---- Extract to read

Dokumentation (english)

Object Detection

Locating and classifying multiple objects within images using bounding boxes

Object detection combines the tasks of localization and classification: it identifies where objects are in an image (with bounding boxes) and what categories they belong to. Unlike image classification which labels the entire image, object detection can find multiple objects of different types in a single image.

📚 Training Object Detection Models

Looking to train object detection models? Check out our comprehensive Object Detection Training Guide with detailed parameter documentation for all available models.

What is Object Detection?

Object detection answers two questions simultaneously:

  1. What objects are in the image? (Classification)
  2. Where are they located? (Localization)

For each detected object, the model outputs:

  • Bounding box coordinates: (x, y, width, height) defining the object's location
  • Class label: The object category (e.g., "person", "car", "dog")
  • Confidence score: The model's certainty in the detection (0-1)

Examples:

  • Autonomous vehicles detecting pedestrians, cars, and traffic signs
  • Surveillance systems identifying people and suspicious objects
  • Retail analytics counting customers and tracking product interactions
  • Medical imaging locating tumors or abnormalities

Key Concepts

Bounding Boxes

Rectangular regions defined by coordinates, with multiple representation formats:

Format variations:

  • (x₁, y₁, x₂, y₂): Top-left and bottom-right corners
  • (x_center, y_center, width, height): YOLO format
  • (x, y, width, height): COCO format with top-left corner
  • Normalized vs. absolute: Coordinates as pixels or fractions of image size

Intersection over Union (IoU)

A fundamental metric measuring overlap between predicted and ground-truth boxes:

IoU=Area of OverlapArea of Union\text{IoU} = \frac{\text{Area of Overlap}}{\text{Area of Union}}
  • IoU = 1.0: Perfect overlap
  • IoU = 0.0: No overlap
  • IoU ≥ 0.5: Commonly considered a "correct" detection
  • Used both for evaluation and during training (matching predictions to ground truth)

--------
---- Data section

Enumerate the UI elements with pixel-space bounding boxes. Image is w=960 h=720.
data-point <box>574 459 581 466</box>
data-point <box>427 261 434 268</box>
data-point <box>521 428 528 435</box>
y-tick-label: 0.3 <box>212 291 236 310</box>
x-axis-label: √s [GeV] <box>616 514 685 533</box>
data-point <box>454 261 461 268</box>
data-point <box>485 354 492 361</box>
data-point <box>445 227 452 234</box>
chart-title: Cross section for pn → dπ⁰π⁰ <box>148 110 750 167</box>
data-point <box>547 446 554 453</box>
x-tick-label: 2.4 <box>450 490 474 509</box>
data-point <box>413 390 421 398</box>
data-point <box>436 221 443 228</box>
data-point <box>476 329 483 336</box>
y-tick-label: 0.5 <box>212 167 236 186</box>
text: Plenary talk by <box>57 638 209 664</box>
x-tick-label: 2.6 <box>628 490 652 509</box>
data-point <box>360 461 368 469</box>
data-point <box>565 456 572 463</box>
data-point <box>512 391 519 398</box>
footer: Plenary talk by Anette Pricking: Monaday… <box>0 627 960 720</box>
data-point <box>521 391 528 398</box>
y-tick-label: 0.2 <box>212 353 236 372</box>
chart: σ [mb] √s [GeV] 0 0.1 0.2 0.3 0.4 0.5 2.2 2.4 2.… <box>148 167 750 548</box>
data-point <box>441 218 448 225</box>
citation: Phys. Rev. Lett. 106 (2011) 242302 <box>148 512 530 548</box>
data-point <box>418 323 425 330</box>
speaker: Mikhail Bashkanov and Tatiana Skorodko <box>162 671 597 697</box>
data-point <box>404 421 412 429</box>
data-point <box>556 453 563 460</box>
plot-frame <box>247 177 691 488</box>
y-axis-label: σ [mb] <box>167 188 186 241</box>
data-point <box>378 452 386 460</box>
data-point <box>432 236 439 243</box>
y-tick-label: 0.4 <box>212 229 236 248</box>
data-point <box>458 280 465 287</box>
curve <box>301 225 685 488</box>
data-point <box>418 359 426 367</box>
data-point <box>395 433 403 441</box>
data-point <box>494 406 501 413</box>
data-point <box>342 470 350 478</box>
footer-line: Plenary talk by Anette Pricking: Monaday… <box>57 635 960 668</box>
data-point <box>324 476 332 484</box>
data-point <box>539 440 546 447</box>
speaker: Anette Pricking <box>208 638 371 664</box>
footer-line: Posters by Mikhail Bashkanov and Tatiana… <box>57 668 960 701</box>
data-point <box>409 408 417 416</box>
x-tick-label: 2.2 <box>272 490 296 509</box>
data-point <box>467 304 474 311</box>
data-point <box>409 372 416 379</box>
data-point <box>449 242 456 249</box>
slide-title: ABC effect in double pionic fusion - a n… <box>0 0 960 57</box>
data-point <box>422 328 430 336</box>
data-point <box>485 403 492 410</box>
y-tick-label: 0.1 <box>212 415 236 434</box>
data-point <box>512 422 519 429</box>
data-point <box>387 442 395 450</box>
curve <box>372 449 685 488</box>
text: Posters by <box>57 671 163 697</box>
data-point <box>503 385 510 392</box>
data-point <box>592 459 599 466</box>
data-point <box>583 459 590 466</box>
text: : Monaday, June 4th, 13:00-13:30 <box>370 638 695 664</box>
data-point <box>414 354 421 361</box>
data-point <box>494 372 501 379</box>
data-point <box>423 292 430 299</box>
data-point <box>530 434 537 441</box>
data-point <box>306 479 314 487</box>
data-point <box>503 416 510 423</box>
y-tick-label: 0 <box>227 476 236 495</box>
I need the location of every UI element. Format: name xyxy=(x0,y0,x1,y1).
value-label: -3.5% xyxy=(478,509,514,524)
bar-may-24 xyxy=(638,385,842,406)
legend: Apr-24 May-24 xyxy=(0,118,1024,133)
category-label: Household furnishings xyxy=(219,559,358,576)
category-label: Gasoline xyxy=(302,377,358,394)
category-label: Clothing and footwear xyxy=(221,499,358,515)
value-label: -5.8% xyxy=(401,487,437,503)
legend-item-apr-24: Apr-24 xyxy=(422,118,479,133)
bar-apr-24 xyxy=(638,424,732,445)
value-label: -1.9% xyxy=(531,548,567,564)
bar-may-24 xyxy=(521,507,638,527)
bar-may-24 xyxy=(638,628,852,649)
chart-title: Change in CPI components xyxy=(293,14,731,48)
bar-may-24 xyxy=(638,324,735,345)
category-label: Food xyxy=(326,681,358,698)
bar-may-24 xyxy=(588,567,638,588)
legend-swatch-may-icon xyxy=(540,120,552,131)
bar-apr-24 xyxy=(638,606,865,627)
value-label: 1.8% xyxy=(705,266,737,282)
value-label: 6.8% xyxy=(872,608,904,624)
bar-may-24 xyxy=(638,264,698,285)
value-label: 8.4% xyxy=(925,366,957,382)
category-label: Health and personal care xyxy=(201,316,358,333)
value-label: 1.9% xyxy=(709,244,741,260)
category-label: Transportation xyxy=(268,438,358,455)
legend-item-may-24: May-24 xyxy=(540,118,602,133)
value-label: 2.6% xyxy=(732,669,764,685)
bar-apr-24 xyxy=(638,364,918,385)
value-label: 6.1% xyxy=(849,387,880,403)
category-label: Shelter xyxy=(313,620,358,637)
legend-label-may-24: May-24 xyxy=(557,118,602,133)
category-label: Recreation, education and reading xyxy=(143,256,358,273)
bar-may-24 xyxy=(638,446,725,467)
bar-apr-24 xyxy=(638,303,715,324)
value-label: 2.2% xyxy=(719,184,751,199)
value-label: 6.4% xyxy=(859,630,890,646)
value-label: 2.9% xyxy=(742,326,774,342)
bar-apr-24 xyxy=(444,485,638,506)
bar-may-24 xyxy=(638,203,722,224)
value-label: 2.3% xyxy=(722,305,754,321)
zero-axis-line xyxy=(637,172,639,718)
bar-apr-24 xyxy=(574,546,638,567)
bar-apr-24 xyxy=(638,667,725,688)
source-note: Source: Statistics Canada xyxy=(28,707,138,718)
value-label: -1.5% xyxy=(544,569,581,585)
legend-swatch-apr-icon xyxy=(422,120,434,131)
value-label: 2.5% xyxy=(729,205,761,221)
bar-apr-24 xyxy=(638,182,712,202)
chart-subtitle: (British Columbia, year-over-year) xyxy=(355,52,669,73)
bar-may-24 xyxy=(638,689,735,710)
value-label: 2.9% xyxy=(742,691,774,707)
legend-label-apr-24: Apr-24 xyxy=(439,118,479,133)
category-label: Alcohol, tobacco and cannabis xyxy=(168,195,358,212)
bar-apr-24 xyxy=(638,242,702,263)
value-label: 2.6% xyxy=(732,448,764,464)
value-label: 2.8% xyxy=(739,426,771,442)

--------

Exercise ▸ Say whether each statement agrees with the object detection page, answering yes or no and quoting the deciding words from the page: 1. The YOLO format gives a box by its top-left corner plus width and height. 2. An IoU of 0.5 or higher is commonly considered a correct detection. 3. The confidence score runs from 0 to 100.

Solution to the exercise ▸
1. No: "(x_center, y_center, width, height): YOLO format"
2. Yes: "IoU ≥ 0.5: Commonly considered a "correct" detection"
3. No: "Confidence score: The model's certainty in the detection (0-1)"